[WHAT IS EXPECTED]
Only the number is wanted: how many lines of the data contain "xlabel"?

[RECORDS SUPPLIED]
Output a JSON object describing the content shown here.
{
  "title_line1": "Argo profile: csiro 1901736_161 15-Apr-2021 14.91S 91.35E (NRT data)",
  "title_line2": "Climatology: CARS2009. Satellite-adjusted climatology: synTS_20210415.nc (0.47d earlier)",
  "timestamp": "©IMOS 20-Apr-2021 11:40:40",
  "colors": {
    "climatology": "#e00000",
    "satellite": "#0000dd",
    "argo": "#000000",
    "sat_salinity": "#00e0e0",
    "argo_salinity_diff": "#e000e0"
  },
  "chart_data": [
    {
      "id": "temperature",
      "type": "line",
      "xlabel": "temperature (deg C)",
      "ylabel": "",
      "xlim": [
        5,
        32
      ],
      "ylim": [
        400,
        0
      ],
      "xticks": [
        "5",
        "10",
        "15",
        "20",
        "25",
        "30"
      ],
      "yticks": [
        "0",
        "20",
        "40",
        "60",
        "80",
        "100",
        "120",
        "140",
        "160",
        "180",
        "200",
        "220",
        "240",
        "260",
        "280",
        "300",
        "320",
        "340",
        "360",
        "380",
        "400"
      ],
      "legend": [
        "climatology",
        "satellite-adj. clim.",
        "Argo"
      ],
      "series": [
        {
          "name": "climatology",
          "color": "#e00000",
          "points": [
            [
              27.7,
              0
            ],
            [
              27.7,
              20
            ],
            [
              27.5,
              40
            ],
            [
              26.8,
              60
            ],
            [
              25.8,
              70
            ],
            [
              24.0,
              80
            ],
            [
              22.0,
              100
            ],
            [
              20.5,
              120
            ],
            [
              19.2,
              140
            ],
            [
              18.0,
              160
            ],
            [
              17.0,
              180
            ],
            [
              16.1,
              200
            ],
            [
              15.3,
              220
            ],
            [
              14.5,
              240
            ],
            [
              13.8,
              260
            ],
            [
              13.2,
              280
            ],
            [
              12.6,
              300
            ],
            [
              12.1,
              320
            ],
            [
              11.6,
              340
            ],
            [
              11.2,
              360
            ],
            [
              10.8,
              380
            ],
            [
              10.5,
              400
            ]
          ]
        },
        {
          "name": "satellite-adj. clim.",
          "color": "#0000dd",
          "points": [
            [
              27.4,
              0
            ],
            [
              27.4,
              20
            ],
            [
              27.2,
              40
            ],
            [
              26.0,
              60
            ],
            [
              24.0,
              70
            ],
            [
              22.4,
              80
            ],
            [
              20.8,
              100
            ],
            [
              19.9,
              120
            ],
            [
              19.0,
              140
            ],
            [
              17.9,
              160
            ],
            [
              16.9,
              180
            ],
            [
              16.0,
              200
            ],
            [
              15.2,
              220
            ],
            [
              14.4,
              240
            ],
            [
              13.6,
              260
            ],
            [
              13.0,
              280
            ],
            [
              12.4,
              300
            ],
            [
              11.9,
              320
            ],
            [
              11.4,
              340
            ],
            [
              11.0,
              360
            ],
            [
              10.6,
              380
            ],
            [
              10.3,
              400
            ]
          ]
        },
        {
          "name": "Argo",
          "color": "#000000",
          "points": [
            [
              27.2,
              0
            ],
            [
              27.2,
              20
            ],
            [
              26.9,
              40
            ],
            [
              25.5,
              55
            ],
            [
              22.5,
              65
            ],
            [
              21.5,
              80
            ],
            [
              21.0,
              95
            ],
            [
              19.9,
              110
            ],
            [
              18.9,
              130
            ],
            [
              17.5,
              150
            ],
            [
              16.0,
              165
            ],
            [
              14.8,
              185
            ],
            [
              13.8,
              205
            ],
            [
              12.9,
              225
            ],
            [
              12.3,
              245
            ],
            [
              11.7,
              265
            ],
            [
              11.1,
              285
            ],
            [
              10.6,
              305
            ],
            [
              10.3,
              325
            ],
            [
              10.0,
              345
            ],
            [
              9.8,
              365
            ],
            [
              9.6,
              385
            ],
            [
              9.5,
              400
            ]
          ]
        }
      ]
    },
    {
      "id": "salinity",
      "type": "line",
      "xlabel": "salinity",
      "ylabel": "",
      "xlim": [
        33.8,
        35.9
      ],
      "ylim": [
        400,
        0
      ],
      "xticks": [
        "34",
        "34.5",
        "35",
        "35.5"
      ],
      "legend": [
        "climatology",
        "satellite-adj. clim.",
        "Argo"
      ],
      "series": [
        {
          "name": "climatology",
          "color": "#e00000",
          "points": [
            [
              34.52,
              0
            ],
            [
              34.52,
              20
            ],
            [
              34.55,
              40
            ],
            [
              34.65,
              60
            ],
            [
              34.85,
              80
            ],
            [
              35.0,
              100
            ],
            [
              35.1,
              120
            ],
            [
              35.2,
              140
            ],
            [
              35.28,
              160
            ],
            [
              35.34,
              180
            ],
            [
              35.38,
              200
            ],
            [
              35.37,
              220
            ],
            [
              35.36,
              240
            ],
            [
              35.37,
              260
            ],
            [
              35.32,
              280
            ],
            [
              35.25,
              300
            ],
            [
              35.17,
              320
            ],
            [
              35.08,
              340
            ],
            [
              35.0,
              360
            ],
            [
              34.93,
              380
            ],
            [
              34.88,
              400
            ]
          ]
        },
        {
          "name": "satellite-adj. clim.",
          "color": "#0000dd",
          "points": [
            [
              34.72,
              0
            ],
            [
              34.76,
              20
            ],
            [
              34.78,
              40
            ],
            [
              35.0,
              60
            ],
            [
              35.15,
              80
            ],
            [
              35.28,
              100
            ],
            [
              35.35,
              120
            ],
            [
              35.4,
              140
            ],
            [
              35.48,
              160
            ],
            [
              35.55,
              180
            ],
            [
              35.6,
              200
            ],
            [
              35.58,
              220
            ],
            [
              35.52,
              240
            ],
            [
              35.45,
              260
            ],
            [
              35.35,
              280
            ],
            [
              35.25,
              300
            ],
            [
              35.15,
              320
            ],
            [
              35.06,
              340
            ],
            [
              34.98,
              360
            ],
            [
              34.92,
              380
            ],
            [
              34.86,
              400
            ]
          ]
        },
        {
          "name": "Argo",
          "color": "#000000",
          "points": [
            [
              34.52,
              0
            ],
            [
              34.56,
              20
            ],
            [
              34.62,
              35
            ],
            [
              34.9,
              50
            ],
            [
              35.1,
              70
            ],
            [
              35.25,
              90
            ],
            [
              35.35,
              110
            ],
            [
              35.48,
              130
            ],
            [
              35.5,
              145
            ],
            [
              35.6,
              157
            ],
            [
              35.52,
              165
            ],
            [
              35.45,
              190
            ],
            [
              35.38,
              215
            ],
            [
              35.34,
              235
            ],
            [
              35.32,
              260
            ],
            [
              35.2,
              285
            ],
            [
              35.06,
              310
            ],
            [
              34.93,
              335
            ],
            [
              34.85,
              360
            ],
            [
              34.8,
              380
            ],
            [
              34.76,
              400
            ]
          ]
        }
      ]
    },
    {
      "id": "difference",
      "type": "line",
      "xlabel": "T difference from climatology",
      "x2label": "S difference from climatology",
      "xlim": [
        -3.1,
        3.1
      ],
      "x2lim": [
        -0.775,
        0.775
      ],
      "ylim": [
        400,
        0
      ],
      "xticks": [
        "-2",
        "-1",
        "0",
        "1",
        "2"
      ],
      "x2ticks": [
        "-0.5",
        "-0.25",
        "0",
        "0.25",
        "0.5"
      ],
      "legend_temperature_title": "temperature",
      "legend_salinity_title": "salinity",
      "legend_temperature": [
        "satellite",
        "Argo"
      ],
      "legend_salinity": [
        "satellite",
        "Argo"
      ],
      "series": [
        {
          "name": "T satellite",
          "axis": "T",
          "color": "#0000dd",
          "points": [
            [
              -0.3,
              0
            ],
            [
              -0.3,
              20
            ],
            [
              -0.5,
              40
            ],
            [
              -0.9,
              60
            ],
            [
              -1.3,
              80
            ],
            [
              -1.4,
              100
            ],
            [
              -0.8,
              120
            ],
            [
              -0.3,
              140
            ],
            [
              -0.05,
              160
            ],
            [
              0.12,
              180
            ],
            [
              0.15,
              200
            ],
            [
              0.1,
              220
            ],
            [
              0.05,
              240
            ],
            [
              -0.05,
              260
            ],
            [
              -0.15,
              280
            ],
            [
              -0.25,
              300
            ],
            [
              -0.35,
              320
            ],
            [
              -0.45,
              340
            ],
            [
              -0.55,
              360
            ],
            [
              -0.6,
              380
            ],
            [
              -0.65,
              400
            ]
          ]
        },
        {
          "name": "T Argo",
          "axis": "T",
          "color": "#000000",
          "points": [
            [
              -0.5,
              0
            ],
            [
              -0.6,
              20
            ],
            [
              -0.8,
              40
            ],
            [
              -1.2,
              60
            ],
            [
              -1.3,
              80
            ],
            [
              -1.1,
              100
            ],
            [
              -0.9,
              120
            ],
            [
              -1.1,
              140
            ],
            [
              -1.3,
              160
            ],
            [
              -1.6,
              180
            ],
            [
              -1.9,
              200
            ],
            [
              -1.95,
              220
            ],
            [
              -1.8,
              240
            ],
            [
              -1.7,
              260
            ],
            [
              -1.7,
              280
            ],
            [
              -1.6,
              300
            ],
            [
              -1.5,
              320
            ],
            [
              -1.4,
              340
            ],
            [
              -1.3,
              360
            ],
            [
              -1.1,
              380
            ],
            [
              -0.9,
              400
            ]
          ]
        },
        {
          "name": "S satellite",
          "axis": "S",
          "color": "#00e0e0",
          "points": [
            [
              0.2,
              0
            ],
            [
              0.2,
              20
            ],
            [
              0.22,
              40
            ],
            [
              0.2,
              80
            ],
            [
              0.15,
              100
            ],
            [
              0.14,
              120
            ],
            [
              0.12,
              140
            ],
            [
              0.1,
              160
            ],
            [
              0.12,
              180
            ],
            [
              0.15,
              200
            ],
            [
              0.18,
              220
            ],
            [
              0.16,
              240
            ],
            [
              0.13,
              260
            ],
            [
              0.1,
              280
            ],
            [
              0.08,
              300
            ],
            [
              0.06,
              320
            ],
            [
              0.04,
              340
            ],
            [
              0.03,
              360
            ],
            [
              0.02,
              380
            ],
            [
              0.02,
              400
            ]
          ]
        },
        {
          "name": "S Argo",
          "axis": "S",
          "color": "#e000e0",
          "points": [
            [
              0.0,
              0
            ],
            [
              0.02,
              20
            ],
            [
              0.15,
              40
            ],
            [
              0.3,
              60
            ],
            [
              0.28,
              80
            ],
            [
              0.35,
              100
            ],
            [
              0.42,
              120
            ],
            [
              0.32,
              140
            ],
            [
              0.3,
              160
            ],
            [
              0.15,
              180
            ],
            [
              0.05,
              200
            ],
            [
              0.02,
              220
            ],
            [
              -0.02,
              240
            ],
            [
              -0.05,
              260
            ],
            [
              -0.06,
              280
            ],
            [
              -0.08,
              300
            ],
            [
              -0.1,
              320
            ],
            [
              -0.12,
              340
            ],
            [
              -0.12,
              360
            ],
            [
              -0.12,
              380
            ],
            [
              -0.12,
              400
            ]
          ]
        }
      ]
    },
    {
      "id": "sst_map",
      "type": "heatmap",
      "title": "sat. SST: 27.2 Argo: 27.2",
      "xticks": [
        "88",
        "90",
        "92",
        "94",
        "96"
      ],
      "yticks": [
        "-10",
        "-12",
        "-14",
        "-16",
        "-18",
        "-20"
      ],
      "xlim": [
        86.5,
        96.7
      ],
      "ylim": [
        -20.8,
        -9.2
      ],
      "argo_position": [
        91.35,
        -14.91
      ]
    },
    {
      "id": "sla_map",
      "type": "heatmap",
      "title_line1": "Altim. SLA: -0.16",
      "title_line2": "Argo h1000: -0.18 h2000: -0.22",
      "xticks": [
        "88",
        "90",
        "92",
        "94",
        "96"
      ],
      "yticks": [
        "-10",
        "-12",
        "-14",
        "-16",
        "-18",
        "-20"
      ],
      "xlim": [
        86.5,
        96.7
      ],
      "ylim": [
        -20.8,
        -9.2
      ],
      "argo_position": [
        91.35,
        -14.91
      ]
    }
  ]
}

[THE SOLUTION]
3